[Stated goal]
Select the lines of the records containing the word "name" and list them.

[Records for the exercise]
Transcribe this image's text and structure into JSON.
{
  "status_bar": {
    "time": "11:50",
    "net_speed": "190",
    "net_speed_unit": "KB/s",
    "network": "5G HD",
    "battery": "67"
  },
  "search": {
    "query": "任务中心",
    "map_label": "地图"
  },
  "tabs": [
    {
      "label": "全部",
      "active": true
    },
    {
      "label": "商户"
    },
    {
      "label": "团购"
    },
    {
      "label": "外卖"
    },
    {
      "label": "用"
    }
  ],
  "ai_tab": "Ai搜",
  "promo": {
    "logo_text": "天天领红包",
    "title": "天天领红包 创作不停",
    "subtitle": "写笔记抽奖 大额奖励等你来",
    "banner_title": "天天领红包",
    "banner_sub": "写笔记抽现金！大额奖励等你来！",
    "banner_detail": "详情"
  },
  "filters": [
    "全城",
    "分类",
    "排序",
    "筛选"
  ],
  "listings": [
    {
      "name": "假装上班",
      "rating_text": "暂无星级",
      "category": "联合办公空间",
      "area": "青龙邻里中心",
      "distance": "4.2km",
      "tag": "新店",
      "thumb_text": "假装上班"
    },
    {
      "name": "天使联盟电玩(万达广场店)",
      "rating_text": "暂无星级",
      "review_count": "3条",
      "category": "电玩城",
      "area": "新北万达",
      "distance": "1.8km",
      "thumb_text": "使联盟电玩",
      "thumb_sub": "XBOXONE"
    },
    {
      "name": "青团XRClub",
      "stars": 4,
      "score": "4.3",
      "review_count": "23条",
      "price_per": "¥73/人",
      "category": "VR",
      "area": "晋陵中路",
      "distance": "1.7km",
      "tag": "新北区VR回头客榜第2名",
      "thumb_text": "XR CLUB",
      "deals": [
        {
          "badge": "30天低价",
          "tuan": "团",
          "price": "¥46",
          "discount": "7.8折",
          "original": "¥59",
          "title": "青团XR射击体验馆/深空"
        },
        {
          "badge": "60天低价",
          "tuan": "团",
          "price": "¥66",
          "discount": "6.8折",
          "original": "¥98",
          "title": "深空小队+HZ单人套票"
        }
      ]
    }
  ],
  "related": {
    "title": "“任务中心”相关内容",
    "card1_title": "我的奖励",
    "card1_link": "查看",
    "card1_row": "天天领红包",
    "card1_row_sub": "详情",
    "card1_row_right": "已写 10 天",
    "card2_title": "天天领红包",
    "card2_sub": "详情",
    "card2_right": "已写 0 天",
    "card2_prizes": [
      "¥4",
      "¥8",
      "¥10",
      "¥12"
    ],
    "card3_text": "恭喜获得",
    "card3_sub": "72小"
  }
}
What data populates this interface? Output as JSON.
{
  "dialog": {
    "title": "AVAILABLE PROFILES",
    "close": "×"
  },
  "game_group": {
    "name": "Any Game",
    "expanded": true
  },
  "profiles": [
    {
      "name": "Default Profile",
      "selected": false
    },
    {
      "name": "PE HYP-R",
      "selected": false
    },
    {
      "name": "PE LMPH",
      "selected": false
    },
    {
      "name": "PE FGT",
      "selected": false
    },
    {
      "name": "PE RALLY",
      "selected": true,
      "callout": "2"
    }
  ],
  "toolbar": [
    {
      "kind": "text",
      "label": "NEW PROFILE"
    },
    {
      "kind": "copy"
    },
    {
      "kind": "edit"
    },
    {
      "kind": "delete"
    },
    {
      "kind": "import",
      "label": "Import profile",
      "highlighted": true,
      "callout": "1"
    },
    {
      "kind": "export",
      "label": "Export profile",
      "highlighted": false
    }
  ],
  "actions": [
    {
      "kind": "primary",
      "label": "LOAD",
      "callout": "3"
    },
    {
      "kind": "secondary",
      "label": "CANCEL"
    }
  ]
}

[Final result]
      "name": "假装上班",
      "name": "天使联盟电玩(万达广场店)",
      "name": "青团XRClub",
    "name": "Any Game",
      "name": "Default Profile",
      "name": "PE HYP-R",
      "name": "PE LMPH",
      "name": "PE FGT",
      "name": "PE RALLY",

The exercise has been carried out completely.